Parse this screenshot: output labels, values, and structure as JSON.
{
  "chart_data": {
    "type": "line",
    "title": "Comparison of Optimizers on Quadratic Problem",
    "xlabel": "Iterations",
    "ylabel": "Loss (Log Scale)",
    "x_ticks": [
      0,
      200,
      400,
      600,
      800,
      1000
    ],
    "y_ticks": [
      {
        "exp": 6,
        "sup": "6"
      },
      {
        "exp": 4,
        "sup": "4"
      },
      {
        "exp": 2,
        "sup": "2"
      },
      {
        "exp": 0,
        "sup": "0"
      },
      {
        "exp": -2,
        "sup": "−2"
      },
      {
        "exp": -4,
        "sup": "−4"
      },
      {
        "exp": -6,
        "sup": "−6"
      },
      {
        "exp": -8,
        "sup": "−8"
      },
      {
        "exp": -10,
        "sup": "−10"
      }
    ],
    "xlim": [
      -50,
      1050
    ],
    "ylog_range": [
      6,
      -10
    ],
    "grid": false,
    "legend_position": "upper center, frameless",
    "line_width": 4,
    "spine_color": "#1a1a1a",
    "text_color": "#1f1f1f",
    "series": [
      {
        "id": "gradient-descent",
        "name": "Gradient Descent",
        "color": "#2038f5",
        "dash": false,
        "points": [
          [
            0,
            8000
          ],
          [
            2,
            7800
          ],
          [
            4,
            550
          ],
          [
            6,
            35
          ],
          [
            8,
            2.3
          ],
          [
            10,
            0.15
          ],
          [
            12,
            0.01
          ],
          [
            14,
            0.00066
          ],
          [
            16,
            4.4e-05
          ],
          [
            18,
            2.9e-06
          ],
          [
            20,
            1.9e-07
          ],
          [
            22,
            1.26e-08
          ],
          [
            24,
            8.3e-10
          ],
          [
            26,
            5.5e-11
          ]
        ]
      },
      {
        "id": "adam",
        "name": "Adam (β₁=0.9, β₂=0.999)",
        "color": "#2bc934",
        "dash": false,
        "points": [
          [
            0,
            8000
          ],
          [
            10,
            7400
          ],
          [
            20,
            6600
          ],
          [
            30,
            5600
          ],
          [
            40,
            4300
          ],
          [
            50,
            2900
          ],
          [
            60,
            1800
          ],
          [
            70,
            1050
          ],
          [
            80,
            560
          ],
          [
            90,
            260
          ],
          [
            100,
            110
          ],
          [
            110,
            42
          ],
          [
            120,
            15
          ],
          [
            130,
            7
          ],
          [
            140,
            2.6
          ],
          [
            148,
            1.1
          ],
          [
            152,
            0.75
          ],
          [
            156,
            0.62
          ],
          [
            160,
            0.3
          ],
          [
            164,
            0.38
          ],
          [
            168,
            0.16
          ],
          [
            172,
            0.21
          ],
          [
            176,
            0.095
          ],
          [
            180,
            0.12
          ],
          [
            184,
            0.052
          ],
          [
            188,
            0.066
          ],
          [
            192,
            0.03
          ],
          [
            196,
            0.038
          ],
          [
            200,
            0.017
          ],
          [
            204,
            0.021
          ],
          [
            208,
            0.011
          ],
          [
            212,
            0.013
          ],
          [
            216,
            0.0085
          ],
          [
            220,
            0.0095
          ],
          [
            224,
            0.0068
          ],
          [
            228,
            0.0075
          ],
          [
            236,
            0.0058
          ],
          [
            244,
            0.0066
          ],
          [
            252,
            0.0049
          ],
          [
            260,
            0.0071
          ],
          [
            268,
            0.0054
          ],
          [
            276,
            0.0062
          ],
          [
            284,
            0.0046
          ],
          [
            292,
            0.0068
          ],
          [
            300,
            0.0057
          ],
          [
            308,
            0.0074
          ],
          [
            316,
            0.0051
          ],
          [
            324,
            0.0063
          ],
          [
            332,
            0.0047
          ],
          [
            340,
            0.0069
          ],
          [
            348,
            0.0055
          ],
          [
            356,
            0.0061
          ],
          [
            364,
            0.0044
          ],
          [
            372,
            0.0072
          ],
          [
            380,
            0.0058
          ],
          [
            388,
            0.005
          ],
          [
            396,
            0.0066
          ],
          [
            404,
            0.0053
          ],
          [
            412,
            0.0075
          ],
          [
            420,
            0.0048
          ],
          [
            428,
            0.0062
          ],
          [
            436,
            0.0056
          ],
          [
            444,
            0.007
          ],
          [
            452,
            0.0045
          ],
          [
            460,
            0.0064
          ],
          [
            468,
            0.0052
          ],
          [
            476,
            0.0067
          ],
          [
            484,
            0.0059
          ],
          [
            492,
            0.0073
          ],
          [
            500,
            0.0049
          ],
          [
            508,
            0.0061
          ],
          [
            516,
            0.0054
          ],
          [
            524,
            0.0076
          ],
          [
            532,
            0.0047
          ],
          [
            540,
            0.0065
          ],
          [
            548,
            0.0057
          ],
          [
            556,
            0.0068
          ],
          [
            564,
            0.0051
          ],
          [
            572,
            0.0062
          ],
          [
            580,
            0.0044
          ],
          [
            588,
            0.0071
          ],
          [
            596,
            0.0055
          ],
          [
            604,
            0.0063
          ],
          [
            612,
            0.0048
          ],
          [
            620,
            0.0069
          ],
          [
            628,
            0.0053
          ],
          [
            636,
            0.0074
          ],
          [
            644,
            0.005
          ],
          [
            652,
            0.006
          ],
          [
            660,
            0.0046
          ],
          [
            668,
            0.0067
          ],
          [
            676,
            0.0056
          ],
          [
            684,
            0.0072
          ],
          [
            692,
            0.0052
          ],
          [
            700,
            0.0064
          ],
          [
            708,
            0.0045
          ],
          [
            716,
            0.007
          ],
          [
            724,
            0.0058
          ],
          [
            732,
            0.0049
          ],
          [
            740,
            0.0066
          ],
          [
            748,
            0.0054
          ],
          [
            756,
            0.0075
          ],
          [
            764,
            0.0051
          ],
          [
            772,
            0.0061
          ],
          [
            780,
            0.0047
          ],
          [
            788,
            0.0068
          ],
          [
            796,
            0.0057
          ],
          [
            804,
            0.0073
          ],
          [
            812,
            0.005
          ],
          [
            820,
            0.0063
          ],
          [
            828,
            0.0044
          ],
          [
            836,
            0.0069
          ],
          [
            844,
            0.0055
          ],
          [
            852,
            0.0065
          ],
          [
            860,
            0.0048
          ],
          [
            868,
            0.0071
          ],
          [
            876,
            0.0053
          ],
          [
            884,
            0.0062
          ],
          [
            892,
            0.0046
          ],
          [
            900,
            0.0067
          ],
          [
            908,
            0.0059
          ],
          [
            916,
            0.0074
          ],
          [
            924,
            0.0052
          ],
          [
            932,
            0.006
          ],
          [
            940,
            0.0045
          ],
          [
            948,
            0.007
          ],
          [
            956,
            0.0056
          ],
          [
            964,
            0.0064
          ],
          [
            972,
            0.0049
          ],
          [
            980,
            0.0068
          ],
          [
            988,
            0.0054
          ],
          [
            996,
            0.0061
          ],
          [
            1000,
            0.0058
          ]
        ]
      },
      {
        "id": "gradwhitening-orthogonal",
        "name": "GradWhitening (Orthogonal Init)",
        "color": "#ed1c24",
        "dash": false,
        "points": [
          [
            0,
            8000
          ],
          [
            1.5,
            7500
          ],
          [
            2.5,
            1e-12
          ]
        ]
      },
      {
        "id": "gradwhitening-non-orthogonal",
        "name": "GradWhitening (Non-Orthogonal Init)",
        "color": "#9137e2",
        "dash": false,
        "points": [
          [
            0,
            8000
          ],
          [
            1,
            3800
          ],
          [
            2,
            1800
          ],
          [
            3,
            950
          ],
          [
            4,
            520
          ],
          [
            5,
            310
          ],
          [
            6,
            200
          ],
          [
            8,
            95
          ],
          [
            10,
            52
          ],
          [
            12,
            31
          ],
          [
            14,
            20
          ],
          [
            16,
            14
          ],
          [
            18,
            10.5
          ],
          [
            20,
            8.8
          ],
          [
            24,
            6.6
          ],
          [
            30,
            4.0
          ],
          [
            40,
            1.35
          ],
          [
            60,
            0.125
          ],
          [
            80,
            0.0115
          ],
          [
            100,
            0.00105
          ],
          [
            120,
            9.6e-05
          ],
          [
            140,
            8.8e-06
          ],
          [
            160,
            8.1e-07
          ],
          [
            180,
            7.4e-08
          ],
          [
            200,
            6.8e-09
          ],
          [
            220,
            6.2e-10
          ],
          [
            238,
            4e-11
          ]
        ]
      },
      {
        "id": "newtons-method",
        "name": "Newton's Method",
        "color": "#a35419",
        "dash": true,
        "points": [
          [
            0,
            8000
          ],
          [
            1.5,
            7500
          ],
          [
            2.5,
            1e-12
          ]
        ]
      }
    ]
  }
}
= = = = =
Exercise:
Select the lines that carry the string "Init" and copy them.

Finished task:
        "name": "GradWhitening (Orthogonal Init)",
        "name": "GradWhitening (Non-Orthogonal Init)",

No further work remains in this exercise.